**選錄片段**
========================
3.3.1.2.2 基類 BaseProcess
BaseProcess 基類如下,注意這裡 run 就是子程式的 loop, _target 就是 子程式的 執行程式碼。
_target = {Worker} <celery.concurrency.asynpool.Worker object at 0x7f9ad358b240>
定義如下:
class BaseProcess(object):
'''
Process objects represent activity that is run in a separate process
The class is analagous to `threading.Thread`
'''
def __init__(self, group=None, target=None, name=None,
args=(), kwargs={}, daemon=None, **_kw):
count = next(_process_counter)
self._identity = _current_process._identity + (count, )
self._config = _current_process._config.copy()
self._parent_pid = os.getpid()
self._popen = None
self._target = target
self._args = tuple(args)
self._kwargs = dict(kwargs)
self._name = (
name or type(self).__name__ + '-' +
':'.join(str(i) for i in self._identity)
)
if daemon is not None:
self.daemon = daemon
if _dangling is not None:
_dangling.add(self)
self._controlled_termination = False
def run(self):
'''
Method to be run in sub-process; can be overridden in sub-class
'''
if self._target:
self._target(*self._args, **self._kwargs)
基類處理完,於是得到 ForkProcess
self = {ForkProcess} <ForkProcess(ForkProcess-1, initial)>
authkey = {AuthenticationString: 32} b''
daemon = {bool} False
exitcode = {NoneType} None
ident = {NoneType} None
name = {str} 'ForkProcess-1'
pid = {NoneType} None
_args = {tuple: 0} ()
_authkey = {AuthenticationString: 32}
_children = {set: 0} set()
_config = {dict: 2} {'authkey': b'', 'semprefix': '/mp'}
_counter = {count} count(2)
_daemonic = {bool} False
_identity = {tuple: 1} 1
_kwargs = {dict: 0} {}
_name = {str} 'ForkProcess-1'
_parent_pid = {int} 14747
_popen = {NoneType} None
_start_method = {str} 'fork'
_target = {Worker} <celery.concurrency.asynpool.Worker object at 0x7f9ad358b240>
_tempdir = {NoneType} None
3.3.1.2.3 加入程式列表
生成子程式之後,self._pool.append(w) 的作用就是把子程式 加入 父程式之中 的 子程式列表。並且配置 queues。
def _create_worker_process(self, i):
sentinel = self._ctx.Event() if self.allow_restart else None
inq, outq, synq = self.get_process_queues()
on_ready_counter = self._ctx.Value('i')
w = self.WorkerProcess(self.Worker(
inq, outq, synq, self._initializer, self._initargs,
self._maxtasksperchild, sentinel, self._on_process_exit,
# Need to handle all signals if using the ipc semaphore,
# to make sure the semaphore is released.
========================
**顯示資料**
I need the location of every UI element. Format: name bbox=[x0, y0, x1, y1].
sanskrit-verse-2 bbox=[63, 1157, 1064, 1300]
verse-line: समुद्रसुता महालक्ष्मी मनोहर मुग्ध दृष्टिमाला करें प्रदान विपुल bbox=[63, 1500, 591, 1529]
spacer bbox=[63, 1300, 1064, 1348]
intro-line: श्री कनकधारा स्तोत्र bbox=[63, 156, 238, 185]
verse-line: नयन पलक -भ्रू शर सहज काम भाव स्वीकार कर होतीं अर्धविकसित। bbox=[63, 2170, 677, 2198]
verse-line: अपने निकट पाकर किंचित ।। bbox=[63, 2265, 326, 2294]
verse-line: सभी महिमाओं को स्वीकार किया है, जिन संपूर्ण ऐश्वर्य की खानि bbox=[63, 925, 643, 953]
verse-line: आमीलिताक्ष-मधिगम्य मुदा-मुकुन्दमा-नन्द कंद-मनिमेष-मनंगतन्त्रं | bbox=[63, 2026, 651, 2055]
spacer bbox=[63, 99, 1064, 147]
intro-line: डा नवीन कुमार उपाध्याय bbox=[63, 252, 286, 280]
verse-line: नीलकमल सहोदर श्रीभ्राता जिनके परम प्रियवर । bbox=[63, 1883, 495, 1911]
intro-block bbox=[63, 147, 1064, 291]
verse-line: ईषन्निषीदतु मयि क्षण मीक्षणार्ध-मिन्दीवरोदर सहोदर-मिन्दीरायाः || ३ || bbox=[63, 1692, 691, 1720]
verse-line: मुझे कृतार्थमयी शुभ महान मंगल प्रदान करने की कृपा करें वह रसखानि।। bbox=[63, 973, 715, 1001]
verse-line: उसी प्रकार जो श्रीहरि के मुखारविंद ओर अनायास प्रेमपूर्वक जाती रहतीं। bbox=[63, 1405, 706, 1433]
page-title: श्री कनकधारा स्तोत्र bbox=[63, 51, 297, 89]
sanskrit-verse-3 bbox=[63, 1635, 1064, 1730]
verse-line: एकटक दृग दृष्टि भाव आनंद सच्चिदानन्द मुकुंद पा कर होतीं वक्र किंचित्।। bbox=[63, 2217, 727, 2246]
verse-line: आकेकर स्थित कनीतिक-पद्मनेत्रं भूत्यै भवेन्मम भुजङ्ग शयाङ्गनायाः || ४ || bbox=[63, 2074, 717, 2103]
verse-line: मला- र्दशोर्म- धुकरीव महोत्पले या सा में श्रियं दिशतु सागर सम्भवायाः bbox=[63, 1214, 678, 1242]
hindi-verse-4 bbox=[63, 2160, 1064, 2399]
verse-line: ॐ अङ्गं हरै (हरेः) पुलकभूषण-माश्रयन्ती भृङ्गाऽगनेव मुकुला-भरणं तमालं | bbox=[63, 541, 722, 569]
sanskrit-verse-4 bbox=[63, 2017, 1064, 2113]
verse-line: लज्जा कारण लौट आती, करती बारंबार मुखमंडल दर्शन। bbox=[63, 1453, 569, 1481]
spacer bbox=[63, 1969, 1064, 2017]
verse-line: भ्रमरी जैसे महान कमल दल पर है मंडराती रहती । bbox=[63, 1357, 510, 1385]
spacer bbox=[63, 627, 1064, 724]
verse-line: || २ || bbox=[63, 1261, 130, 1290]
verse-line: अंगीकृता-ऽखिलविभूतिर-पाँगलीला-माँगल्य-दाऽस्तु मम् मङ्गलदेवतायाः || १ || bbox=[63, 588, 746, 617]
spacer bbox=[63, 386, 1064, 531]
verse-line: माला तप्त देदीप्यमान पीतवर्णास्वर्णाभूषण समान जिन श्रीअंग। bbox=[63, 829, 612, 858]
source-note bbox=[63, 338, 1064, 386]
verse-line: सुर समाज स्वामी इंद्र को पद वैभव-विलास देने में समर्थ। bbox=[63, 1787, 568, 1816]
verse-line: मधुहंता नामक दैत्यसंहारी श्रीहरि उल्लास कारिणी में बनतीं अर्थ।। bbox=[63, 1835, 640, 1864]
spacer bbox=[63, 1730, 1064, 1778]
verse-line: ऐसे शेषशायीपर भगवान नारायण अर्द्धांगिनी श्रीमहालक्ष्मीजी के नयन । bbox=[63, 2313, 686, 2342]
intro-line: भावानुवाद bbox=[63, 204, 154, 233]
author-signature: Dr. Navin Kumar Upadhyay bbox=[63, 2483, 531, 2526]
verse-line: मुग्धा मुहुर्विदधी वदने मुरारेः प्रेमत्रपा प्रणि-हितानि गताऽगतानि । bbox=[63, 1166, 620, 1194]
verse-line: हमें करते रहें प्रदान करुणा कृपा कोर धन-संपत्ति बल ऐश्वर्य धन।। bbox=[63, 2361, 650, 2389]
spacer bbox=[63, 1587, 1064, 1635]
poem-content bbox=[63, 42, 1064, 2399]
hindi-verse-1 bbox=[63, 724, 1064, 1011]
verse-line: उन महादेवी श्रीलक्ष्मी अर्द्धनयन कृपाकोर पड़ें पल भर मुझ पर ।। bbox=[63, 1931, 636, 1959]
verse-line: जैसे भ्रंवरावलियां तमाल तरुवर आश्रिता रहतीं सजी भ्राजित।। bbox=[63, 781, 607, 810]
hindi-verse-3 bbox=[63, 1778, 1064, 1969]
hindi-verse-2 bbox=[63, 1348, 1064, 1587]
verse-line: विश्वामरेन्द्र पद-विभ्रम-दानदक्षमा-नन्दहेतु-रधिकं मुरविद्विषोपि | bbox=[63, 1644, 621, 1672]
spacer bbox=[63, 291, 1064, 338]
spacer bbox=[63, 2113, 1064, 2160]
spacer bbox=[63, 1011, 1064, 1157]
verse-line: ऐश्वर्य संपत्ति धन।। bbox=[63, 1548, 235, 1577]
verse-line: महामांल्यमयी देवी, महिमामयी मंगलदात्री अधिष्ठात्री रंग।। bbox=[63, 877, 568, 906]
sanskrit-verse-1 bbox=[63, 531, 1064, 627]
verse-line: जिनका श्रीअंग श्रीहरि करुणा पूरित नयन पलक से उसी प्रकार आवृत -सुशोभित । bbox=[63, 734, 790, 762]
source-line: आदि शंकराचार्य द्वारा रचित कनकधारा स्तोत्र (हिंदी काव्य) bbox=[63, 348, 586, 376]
========================
**工作項目 1**
關於 BaseProcess 基類的選錄片段中,run 對應子程式的什麼?
**工作項目 2**
請改寫 BaseProcess 基類片段中從「self._popen = None」開始、到「i in self._identity)」結束的部分,把其中的「self._args」換成「self._arguments」。
**工作項目 3**
請從 BaseProcess 基類與子程式建立這段文字停下的地方接著往下寫。

**預期輸出 1**
run 就是子程式的 loop。

**預期輸出 2**
self._popen = None
self._target = target
self._arguments = tuple(args)
self._kwargs = dict(kwargs)
self._name = (
name or type(self).__name__ + '-' +
':'.join(str(i) for i in self._identity)

**預期輸出 3**
sigprotection=self.threads,
wrap_exception=self._wrap_exception,
max_memory_per_child=self._max_memory_per_child,
on_ready_counter=on_ready_counter,
))
self._pool.append(w) # 執行到了這裡。
self._process_register_queues(w, (inq, outq, synq)) #到了這裡
此時變數如下:
self = {AsynPool} <celery.concurrency.asynpool.AsynPool object at 0x7f9ad36680f0>
ResultHandler = {type} <class 'celery.concurrency.asynpool.ResultHandler'>
SoftTimeLimitExceeded = {type} <class 'billiard.exceptions.SoftTimeLimitExceeded'>
Supervisor = {type} <class 'billiard.pool.Supervisor'>
TaskHandler = {type} <class 'billiard.pool.TaskHandler'>
TimeoutHandler = {type} <class 'billiard.pool.TimeoutHandler'>
Worker = {type} <class 'celery.concurrency.asynpool.Worker'>
......
outbound_buffer = {deque: 0} deque([])
readers = {dict: 0} {}
restart_state = {restart_state} <billiard.common.restart_state object at 0x7f9ad3668e80>
sched_strategy = {int} 4
timers = {dict: 1} {<bound method Pool.maintain_pool of <celery.concurrency.asynpool.AsynPool object at 0x7f9ad36680f0>>: 5.0}
write_stats = {Counter: 0} Counter()
_Process = {type} <class 'billiard.context.ForkProcess'>
_active_writers = {set: 0} set()
_active_writes = {set: 0} set()
_all_inqueues = {set: 0} set()
_busy_workers = {set: 0} set()
_cache = {dict: 0} {}
_ctx = {ForkContext} <billiard.context.ForkContext object at 0x7f9ad27ad828>
_fileno_to_inq = {dict: 0} {}
_fileno_to_outq = {dict: 0} {}
_fileno_to_synq = {dict: 0} {}
_initargs = {tuple: 2} (<Celery myTest at 0x7f9ad270c128>, 'celery@me2koreademini')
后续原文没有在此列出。